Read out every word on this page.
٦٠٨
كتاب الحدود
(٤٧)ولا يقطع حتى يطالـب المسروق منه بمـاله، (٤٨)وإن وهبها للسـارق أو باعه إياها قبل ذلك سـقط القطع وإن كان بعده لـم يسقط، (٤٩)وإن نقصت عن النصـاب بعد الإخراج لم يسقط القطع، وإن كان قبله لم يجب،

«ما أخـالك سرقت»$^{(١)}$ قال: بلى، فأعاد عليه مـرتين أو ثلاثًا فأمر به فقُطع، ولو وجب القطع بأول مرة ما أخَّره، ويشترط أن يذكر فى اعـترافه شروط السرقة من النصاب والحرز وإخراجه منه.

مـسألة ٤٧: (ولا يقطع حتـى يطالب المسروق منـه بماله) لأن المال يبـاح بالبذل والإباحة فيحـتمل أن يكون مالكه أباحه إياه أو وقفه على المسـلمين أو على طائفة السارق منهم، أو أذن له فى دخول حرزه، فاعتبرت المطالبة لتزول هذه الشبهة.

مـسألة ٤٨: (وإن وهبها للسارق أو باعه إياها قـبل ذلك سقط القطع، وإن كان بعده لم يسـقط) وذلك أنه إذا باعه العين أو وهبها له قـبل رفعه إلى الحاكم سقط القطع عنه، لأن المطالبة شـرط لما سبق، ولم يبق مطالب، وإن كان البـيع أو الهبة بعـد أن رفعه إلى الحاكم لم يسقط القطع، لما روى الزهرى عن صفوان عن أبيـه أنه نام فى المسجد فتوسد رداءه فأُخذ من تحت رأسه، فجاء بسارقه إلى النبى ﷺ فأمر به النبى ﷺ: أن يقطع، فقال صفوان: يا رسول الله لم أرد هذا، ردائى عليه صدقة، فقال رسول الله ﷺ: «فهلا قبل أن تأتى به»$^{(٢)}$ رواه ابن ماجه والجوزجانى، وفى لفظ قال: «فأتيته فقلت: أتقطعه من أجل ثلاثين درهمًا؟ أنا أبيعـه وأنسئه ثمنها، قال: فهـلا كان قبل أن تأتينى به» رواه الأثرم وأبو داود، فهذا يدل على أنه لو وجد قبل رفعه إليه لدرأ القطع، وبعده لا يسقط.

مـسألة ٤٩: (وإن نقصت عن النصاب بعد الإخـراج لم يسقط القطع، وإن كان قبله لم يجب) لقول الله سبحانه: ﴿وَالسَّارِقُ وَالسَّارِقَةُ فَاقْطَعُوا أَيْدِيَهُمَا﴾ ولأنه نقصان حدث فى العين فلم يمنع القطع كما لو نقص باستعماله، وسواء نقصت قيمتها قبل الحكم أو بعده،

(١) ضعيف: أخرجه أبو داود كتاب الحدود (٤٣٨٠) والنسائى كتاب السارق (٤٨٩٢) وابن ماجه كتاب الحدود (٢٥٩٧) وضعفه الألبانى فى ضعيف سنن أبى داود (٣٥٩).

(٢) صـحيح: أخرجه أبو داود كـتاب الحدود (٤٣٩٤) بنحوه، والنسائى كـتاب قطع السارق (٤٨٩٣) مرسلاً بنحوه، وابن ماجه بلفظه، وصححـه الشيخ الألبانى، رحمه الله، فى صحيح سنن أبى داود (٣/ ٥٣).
#####
▶ **Written task**: Each line of the material should be echoed exactly.

▶ **The output**:
Read out every word on this page.
٦٠٨
كتاب الحدود
(٤٧)ولا يقطع حتى يطالـب المسروق منه بمـاله، (٤٨)وإن وهبها للسـارق أو باعه إياها قبل ذلك سـقط القطع وإن كان بعده لـم يسقط، (٤٩)وإن نقصت عن النصـاب بعد الإخراج لم يسقط القطع، وإن كان قبله لم يجب،

«ما أخـالك سرقت»$^{(١)}$ قال: بلى، فأعاد عليه مـرتين أو ثلاثًا فأمر به فقُطع، ولو وجب القطع بأول مرة ما أخَّره، ويشترط أن يذكر فى اعـترافه شروط السرقة من النصاب والحرز وإخراجه منه.

مـسألة ٤٧: (ولا يقطع حتـى يطالب المسروق منـه بماله) لأن المال يبـاح بالبذل والإباحة فيحـتمل أن يكون مالكه أباحه إياه أو وقفه على المسـلمين أو على طائفة السارق منهم، أو أذن له فى دخول حرزه، فاعتبرت المطالبة لتزول هذه الشبهة.

مـسألة ٤٨: (وإن وهبها للسارق أو باعه إياها قـبل ذلك سقط القطع، وإن كان بعده لم يسـقط) وذلك أنه إذا باعه العين أو وهبها له قـبل رفعه إلى الحاكم سقط القطع عنه، لأن المطالبة شـرط لما سبق، ولم يبق مطالب، وإن كان البـيع أو الهبة بعـد أن رفعه إلى الحاكم لم يسقط القطع، لما روى الزهرى عن صفوان عن أبيـه أنه نام فى المسجد فتوسد رداءه فأُخذ من تحت رأسه، فجاء بسارقه إلى النبى ﷺ فأمر به النبى ﷺ: أن يقطع، فقال صفوان: يا رسول الله لم أرد هذا، ردائى عليه صدقة، فقال رسول الله ﷺ: «فهلا قبل أن تأتى به»$^{(٢)}$ رواه ابن ماجه والجوزجانى، وفى لفظ قال: «فأتيته فقلت: أتقطعه من أجل ثلاثين درهمًا؟ أنا أبيعـه وأنسئه ثمنها، قال: فهـلا كان قبل أن تأتينى به» رواه الأثرم وأبو داود، فهذا يدل على أنه لو وجد قبل رفعه إليه لدرأ القطع، وبعده لا يسقط.

مـسألة ٤٩: (وإن نقصت عن النصاب بعد الإخـراج لم يسقط القطع، وإن كان قبله لم يجب) لقول الله سبحانه: ﴿وَالسَّارِقُ وَالسَّارِقَةُ فَاقْطَعُوا أَيْدِيَهُمَا﴾ ولأنه نقصان حدث فى العين فلم يمنع القطع كما لو نقص باستعماله، وسواء نقصت قيمتها قبل الحكم أو بعده،

(١) ضعيف: أخرجه أبو داود كتاب الحدود (٤٣٨٠) والنسائى كتاب السارق (٤٨٩٢) وابن ماجه كتاب الحدود (٢٥٩٧) وضعفه الألبانى فى ضعيف سنن أبى داود (٣٥٩).

(٢) صـحيح: أخرجه أبو داود كـتاب الحدود (٤٣٩٤) بنحوه، والنسائى كـتاب قطع السارق (٤٨٩٣) مرسلاً بنحوه، وابن ماجه بلفظه، وصححـه الشيخ الألبانى، رحمه الله، فى صحيح سنن أبى داود (٣/ ٥٣).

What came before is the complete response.